— Provided data —
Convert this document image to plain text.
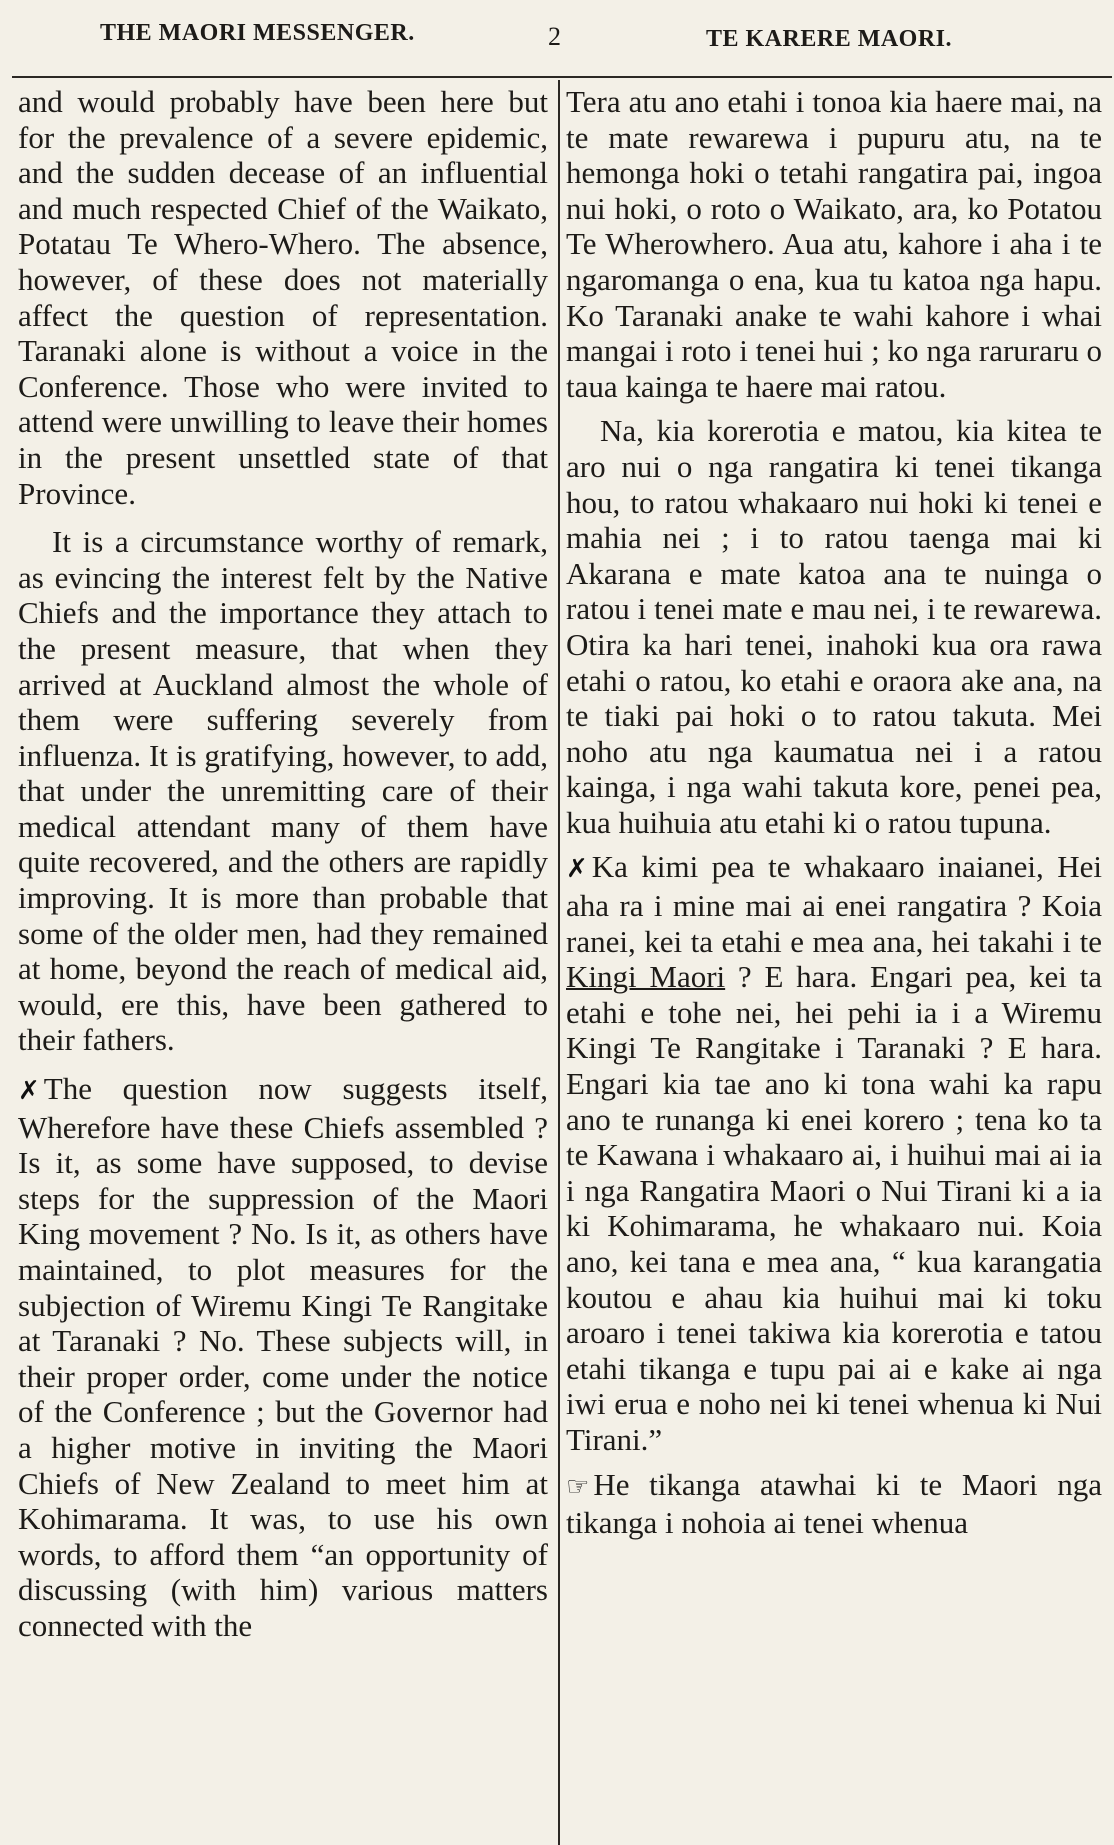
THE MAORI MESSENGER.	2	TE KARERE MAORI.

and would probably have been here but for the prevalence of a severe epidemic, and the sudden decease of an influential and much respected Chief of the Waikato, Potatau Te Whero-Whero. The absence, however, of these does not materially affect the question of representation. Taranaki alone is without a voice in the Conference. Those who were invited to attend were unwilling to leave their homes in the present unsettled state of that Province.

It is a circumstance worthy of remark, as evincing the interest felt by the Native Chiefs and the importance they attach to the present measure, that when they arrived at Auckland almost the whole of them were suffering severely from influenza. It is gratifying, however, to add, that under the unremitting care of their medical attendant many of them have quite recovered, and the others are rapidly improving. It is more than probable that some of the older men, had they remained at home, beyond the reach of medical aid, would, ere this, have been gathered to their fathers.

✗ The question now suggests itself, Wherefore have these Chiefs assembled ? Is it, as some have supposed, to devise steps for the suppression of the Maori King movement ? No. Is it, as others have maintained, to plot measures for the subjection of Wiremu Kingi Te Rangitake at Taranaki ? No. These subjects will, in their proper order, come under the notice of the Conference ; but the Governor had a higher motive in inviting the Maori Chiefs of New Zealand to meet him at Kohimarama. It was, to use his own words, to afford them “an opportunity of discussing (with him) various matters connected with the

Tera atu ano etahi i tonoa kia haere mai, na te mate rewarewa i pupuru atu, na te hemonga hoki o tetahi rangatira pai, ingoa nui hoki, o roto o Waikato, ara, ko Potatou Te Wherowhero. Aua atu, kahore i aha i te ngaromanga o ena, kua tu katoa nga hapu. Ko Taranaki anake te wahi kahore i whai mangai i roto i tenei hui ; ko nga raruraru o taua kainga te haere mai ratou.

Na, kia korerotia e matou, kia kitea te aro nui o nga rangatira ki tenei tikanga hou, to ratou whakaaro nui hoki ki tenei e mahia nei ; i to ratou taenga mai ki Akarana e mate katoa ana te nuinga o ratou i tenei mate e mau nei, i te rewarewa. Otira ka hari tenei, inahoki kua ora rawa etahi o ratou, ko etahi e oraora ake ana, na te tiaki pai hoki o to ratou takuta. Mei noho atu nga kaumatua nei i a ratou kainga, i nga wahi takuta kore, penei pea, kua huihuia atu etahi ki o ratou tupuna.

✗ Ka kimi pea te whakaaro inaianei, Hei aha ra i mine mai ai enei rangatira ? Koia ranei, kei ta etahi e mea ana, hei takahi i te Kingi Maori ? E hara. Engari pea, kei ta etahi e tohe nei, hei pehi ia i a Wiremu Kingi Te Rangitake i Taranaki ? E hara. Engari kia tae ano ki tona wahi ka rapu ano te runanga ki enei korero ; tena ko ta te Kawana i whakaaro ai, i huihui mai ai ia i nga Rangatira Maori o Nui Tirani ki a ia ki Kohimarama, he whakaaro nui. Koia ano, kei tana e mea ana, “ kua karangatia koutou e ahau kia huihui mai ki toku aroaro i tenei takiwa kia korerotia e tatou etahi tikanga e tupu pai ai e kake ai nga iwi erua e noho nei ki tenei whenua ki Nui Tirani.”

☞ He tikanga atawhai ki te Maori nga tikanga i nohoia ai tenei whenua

==

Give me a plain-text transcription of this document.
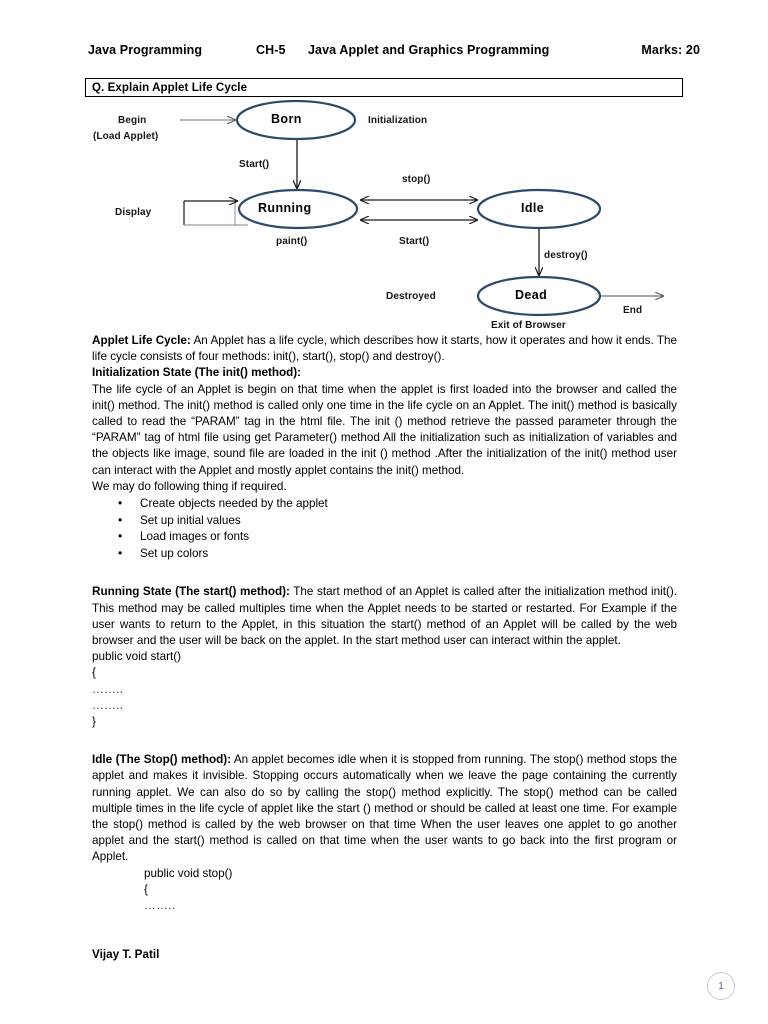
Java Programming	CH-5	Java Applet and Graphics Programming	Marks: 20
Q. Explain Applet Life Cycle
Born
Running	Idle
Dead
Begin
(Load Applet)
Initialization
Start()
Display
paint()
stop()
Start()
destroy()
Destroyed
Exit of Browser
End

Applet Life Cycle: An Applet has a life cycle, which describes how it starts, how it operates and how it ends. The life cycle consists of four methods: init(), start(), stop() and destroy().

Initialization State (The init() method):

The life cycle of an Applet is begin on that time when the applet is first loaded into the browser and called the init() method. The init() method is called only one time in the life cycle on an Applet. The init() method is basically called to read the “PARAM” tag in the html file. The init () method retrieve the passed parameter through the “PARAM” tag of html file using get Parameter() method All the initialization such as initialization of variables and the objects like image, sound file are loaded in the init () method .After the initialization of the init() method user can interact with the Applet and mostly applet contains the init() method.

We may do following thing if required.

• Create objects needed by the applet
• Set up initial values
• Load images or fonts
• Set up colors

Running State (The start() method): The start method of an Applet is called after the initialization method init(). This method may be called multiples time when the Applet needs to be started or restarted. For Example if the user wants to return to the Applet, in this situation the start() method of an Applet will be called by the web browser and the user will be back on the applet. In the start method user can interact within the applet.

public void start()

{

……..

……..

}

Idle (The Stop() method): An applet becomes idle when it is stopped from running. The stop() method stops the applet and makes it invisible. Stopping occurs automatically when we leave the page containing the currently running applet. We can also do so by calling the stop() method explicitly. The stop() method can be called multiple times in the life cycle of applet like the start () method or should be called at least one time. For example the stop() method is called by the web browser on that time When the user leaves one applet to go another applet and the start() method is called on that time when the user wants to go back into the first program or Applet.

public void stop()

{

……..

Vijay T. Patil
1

— What to do —
Find each line with the string "text" and copy it out.

— Written solution —
Convert this document image to plain text.
Give me a plain-text transcription of this document.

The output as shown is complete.